(Excerpts from a figure dataset)
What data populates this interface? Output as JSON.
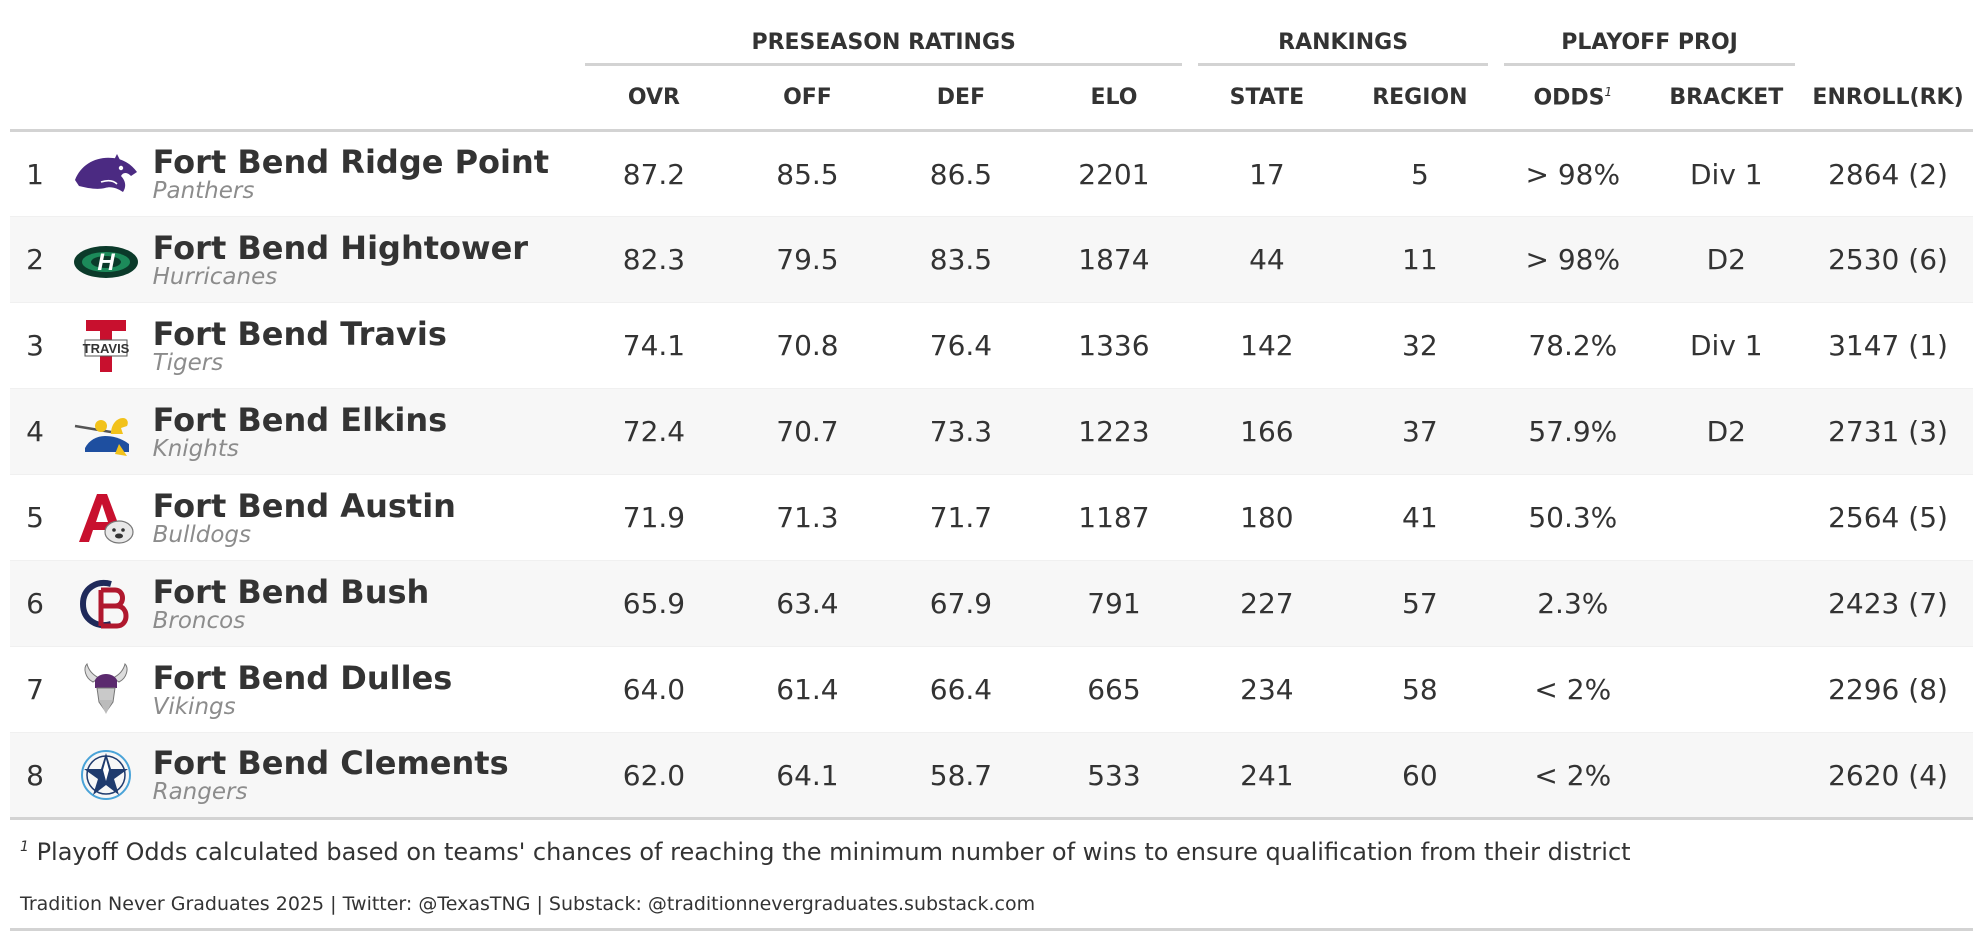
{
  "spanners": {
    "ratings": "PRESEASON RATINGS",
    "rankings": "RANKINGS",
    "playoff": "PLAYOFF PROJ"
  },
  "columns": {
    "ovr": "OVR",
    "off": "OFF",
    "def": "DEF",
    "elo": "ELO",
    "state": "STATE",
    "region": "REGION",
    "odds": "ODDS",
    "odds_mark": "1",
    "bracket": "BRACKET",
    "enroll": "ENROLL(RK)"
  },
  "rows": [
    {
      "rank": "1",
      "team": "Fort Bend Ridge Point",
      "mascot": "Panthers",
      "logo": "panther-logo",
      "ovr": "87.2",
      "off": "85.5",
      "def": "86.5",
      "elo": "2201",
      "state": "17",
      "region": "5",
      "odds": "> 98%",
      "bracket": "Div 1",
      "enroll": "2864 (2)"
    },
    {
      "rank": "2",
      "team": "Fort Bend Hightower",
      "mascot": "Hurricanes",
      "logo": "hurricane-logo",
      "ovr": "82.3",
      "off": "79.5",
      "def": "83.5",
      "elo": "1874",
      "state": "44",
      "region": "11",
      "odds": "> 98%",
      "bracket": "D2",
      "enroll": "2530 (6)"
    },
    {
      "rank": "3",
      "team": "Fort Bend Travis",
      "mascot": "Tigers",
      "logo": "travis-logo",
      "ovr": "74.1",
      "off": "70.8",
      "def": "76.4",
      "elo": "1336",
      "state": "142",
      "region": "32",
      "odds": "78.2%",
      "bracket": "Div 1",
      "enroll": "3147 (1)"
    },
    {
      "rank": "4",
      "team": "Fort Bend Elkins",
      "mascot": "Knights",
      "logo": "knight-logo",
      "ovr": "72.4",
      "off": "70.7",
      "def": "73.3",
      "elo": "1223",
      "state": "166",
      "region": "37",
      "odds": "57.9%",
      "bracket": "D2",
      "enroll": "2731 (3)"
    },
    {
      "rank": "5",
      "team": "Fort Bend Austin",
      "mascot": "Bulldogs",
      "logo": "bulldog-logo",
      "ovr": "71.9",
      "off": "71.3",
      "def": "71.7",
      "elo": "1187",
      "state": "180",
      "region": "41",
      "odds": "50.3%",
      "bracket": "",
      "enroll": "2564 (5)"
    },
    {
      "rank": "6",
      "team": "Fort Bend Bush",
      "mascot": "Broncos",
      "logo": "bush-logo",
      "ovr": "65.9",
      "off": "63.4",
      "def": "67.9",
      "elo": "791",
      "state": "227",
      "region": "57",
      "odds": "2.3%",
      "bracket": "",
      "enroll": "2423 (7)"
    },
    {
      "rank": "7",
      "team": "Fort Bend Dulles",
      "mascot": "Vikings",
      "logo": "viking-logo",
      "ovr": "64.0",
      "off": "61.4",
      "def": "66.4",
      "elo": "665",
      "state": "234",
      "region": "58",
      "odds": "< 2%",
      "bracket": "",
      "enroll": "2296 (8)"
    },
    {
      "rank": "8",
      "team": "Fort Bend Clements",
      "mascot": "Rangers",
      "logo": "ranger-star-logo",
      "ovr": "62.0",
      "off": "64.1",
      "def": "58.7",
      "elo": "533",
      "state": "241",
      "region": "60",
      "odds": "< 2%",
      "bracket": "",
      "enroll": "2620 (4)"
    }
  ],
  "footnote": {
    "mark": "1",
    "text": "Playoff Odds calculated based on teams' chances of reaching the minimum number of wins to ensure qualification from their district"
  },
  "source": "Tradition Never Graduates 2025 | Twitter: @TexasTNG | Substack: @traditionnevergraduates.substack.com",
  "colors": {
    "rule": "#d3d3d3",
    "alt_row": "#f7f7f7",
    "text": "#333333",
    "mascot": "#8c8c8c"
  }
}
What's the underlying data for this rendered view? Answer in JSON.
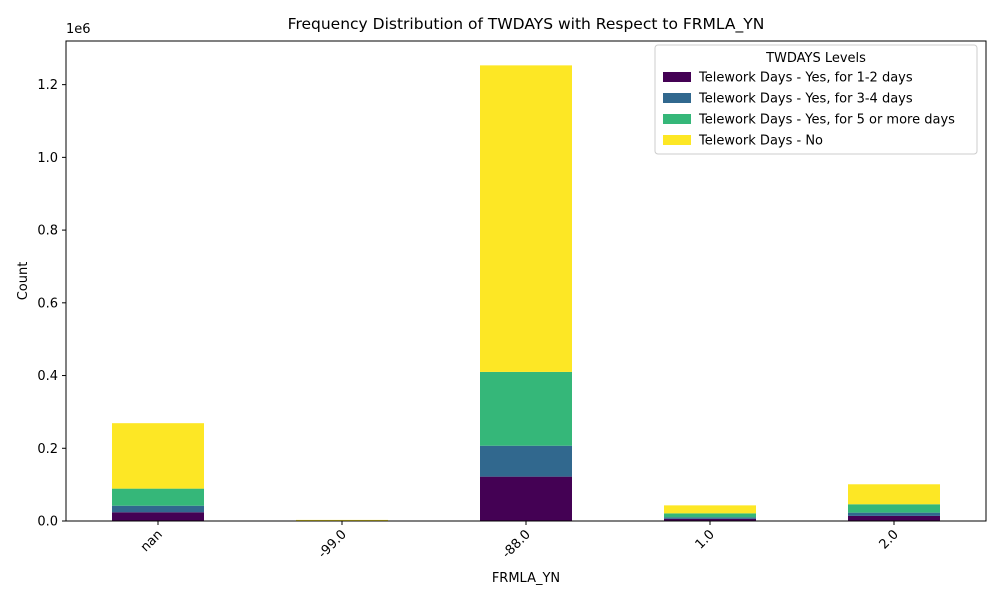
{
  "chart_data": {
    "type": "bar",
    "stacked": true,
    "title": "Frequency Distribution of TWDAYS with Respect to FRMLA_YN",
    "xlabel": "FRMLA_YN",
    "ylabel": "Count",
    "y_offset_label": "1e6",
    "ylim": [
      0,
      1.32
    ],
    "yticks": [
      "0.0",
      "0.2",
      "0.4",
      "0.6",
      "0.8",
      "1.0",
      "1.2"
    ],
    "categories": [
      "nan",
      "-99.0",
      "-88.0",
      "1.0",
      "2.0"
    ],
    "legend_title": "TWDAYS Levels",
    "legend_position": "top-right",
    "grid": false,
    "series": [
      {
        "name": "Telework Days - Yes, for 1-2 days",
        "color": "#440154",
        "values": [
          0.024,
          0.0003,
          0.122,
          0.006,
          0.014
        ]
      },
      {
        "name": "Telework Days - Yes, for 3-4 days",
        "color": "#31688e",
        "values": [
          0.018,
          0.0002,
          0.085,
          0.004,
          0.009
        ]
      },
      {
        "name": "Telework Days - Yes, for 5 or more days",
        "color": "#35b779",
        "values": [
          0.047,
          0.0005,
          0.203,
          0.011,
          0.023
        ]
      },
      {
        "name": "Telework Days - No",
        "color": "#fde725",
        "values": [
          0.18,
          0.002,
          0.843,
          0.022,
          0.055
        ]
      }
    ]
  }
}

> Exercise instructions: Every line that holds the word "What" should be extracted.

> Exercise result:
What data populates this interface? Output as JSON.
What's the underlying data for this rendered view? Answer in JSON.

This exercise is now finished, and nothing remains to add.